- _What to produce_:
Reproduce all of the data exactly.

- _Record list_:
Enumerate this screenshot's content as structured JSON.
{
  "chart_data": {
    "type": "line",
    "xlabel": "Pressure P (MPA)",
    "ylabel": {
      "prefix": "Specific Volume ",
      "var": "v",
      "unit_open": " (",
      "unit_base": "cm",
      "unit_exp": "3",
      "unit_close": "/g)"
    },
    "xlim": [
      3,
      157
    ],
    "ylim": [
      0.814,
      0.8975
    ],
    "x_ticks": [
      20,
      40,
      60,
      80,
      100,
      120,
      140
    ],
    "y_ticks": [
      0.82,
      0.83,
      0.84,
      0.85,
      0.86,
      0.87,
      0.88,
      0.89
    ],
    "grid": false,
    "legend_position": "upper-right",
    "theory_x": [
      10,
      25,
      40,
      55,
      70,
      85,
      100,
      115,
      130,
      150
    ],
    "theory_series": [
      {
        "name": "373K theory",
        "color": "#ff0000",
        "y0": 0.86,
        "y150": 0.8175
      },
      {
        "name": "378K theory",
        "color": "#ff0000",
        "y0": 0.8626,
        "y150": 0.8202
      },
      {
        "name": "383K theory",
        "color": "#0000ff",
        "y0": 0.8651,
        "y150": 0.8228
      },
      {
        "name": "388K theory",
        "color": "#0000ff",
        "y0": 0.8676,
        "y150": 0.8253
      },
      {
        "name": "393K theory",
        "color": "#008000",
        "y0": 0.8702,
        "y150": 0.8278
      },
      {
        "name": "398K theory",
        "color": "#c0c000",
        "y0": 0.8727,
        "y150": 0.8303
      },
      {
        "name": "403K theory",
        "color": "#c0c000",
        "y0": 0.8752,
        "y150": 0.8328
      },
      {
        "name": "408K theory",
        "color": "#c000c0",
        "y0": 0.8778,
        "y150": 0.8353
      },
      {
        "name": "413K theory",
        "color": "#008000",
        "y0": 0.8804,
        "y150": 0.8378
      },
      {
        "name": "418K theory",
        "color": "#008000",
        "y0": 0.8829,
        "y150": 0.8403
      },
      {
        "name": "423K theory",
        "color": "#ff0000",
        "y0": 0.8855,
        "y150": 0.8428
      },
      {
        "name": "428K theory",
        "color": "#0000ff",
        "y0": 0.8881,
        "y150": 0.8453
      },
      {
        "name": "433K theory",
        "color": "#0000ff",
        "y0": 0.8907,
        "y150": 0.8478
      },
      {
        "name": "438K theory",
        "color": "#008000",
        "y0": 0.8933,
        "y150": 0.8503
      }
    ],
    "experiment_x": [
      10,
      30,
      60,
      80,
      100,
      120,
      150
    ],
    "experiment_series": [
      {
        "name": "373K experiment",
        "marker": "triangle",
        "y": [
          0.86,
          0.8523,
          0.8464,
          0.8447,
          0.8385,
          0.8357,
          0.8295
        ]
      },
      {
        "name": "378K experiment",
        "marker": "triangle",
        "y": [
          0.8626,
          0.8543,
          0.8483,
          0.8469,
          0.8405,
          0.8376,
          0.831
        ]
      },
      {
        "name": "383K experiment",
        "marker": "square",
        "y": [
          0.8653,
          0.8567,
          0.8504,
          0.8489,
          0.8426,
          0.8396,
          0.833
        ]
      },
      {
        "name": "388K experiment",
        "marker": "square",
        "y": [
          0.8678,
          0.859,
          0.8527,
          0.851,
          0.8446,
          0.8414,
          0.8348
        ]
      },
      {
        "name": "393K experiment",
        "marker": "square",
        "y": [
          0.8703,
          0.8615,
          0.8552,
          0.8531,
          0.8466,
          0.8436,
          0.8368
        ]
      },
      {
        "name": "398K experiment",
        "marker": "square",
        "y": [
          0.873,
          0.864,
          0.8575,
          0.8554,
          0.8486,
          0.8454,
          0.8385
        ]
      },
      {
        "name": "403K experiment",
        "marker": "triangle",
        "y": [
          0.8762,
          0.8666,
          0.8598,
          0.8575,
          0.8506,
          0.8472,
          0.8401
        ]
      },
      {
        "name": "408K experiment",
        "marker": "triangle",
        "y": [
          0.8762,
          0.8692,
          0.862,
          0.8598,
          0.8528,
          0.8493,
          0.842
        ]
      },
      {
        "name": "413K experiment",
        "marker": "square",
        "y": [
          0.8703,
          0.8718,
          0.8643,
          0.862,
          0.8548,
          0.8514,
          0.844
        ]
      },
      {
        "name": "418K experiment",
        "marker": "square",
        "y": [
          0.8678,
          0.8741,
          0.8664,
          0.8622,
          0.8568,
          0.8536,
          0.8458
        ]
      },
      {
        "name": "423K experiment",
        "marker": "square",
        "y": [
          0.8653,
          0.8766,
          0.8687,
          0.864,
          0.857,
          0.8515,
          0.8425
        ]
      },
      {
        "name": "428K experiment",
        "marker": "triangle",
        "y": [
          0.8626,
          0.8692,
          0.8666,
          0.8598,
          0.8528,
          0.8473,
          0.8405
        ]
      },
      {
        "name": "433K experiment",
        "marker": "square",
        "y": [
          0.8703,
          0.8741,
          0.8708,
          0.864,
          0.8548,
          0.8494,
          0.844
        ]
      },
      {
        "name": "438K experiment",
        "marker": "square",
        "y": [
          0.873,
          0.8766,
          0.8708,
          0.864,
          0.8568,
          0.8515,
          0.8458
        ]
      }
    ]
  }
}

- _Correct output_:
Enumerate this screenshot's content as structured JSON.
{
  "chart_data": {
    "type": "line",
    "xlabel": "Pressure P (MPA)",
    "ylabel": {
      "prefix": "Specific Volume ",
      "var": "v",
      "unit_open": " (",
      "unit_base": "cm",
      "unit_exp": "3",
      "unit_close": "/g)"
    },
    "xlim": [
      3,
      157
    ],
    "ylim": [
      0.814,
      0.8975
    ],
    "x_ticks": [
      20,
      40,
      60,
      80,
      100,
      120,
      140
    ],
    "y_ticks": [
      0.82,
      0.83,
      0.84,
      0.85,
      0.86,
      0.87,
      0.88,
      0.89
    ],
    "grid": false,
    "legend_position": "upper-right",
    "theory_x": [
      10,
      25,
      40,
      55,
      70,
      85,
      100,
      115,
      130,
      150
    ],
    "theory_series": [
      {
        "name": "373K theory",
        "color": "#ff0000",
        "y0": 0.86,
        "y150": 0.8175
      },
      {
        "name": "378K theory",
        "color": "#ff0000",
        "y0": 0.8626,
        "y150": 0.8202
      },
      {
        "name": "383K theory",
        "color": "#0000ff",
        "y0": 0.8651,
        "y150": 0.8228
      },
      {
        "name": "388K theory",
        "color": "#0000ff",
        "y0": 0.8676,
        "y150": 0.8253
      },
      {
        "name": "393K theory",
        "color": "#008000",
        "y0": 0.8702,
        "y150": 0.8278
      },
      {
        "name": "398K theory",
        "color": "#c0c000",
        "y0": 0.8727,
        "y150": 0.8303
      },
      {
        "name": "403K theory",
        "color": "#c0c000",
        "y0": 0.8752,
        "y150": 0.8328
      },
      {
        "name": "408K theory",
        "color": "#c000c0",
        "y0": 0.8778,
        "y150": 0.8353
      },
      {
        "name": "413K theory",
        "color": "#008000",
        "y0": 0.8804,
        "y150": 0.8378
      },
      {
        "name": "418K theory",
        "color": "#008000",
        "y0": 0.8829,
        "y150": 0.8403
      },
      {
        "name": "423K theory",
        "color": "#ff0000",
        "y0": 0.8855,
        "y150": 0.8428
      },
      {
        "name": "428K theory",
        "color": "#0000ff",
        "y0": 0.8881,
        "y150": 0.8453
      },
      {
        "name": "433K theory",
        "color": "#0000ff",
        "y0": 0.8907,
        "y150": 0.8478
      },
      {
        "name": "438K theory",
        "color": "#008000",
        "y0": 0.8933,
        "y150": 0.8503
      }
    ],
    "experiment_x": [
      10,
      30,
      60,
      80,
      100,
      120,
      150
    ],
    "experiment_series": [
      {
        "name": "373K experiment",
        "marker": "triangle",
        "y": [
          0.86,
          0.8523,
          0.8464,
          0.8447,
          0.8385,
          0.8357,
          0.8295
        ]
      },
      {
        "name": "378K experiment",
        "marker": "triangle",
        "y": [
          0.8626,
          0.8543,
          0.8483,
          0.8469,
          0.8405,
          0.8376,
          0.831
        ]
      },
      {
        "name": "383K experiment",
        "marker": "square",
        "y": [
          0.8653,
          0.8567,
          0.8504,
          0.8489,
          0.8426,
          0.8396,
          0.833
        ]
      },
      {
        "name": "388K experiment",
        "marker": "square",
        "y": [
          0.8678,
          0.859,
          0.8527,
          0.851,
          0.8446,
          0.8414,
          0.8348
        ]
      },
      {
        "name": "393K experiment",
        "marker": "square",
        "y": [
          0.8703,
          0.8615,
          0.8552,
          0.8531,
          0.8466,
          0.8436,
          0.8368
        ]
      },
      {
        "name": "398K experiment",
        "marker": "square",
        "y": [
          0.873,
          0.864,
          0.8575,
          0.8554,
          0.8486,
          0.8454,
          0.8385
        ]
      },
      {
        "name": "403K experiment",
        "marker": "triangle",
        "y": [
          0.8762,
          0.8666,
          0.8598,
          0.8575,
          0.8506,
          0.8472,
          0.8401
        ]
      },
      {
        "name": "408K experiment",
        "marker": "triangle",
        "y": [
          0.8762,
          0.8692,
          0.862,
          0.8598,
          0.8528,
          0.8493,
          0.842
        ]
      },
      {
        "name": "413K experiment",
        "marker": "square",
        "y": [
          0.8703,
          0.8718,
          0.8643,
          0.862,
          0.8548,
          0.8514,
          0.844
        ]
      },
      {
        "name": "418K experiment",
        "marker": "square",
        "y": [
          0.8678,
          0.8741,
          0.8664,
          0.8622,
          0.8568,
          0.8536,
          0.8458
        ]
      },
      {
        "name": "423K experiment",
        "marker": "square",
        "y": [
          0.8653,
          0.8766,
          0.8687,
          0.864,
          0.857,
          0.8515,
          0.8425
        ]
      },
      {
        "name": "428K experiment",
        "marker": "triangle",
        "y": [
          0.8626,
          0.8692,
          0.8666,
          0.8598,
          0.8528,
          0.8473,
          0.8405
        ]
      },
      {
        "name": "433K experiment",
        "marker": "square",
        "y": [
          0.8703,
          0.8741,
          0.8708,
          0.864,
          0.8548,
          0.8494,
          0.844
        ]
      },
      {
        "name": "438K experiment",
        "marker": "square",
        "y": [
          0.873,
          0.8766,
          0.8708,
          0.864,
          0.8568,
          0.8515,
          0.8458
        ]
      }
    ]
  }
}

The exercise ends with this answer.